━━ INPUT FOR THIS TASK

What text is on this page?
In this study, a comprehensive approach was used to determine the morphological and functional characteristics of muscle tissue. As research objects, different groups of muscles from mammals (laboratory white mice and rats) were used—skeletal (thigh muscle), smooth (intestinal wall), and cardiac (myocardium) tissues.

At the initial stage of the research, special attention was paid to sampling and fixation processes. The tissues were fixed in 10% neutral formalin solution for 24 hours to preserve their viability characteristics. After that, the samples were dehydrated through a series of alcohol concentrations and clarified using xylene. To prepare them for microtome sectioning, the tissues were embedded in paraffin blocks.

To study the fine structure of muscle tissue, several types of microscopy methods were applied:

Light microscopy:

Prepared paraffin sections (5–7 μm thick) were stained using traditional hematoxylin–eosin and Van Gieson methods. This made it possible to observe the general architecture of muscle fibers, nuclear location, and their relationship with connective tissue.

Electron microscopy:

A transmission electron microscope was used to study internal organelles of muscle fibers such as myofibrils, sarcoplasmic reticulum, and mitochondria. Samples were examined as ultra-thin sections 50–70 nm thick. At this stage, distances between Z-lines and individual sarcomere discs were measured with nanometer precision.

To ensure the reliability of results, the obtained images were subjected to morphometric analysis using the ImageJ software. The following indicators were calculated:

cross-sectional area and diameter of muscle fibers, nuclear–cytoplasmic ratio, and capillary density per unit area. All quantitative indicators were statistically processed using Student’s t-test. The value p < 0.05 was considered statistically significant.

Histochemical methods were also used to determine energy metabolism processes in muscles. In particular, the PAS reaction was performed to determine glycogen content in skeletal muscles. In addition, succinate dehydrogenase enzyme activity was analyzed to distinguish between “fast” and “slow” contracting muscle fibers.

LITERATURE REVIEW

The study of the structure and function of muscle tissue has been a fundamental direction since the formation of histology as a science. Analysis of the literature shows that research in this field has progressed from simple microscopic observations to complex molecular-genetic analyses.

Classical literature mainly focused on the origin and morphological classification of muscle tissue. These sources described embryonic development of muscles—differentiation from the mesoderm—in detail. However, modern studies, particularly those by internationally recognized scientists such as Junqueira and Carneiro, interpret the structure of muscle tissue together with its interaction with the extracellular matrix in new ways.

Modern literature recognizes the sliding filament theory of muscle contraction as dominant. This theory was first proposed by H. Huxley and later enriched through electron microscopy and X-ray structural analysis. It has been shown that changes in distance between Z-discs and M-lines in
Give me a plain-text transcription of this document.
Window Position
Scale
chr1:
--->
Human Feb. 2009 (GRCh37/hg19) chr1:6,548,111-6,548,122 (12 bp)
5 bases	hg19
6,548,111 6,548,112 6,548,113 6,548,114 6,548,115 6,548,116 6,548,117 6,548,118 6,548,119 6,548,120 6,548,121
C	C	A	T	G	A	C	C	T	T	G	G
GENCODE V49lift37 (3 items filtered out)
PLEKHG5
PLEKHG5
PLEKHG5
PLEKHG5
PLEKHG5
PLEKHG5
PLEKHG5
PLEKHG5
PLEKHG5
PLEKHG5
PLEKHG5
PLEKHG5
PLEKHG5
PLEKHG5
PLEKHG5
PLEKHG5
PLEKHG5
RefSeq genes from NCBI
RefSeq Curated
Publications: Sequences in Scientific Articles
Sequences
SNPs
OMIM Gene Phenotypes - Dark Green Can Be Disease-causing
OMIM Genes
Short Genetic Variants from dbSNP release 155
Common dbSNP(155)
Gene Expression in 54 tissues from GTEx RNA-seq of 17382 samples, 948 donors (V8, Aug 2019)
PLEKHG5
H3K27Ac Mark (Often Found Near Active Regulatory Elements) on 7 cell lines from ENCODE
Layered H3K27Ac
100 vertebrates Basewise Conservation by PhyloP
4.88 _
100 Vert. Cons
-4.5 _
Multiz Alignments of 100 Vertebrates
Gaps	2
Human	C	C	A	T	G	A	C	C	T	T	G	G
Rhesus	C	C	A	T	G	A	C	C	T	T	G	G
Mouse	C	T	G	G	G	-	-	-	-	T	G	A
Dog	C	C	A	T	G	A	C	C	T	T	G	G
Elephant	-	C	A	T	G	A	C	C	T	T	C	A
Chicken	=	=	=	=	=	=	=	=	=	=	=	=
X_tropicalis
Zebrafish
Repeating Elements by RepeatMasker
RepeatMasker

━━━━

Which lines above contain the word "RepeatMasker"? Show each of them.

Repeating Elements by RepeatMasker
RepeatMasker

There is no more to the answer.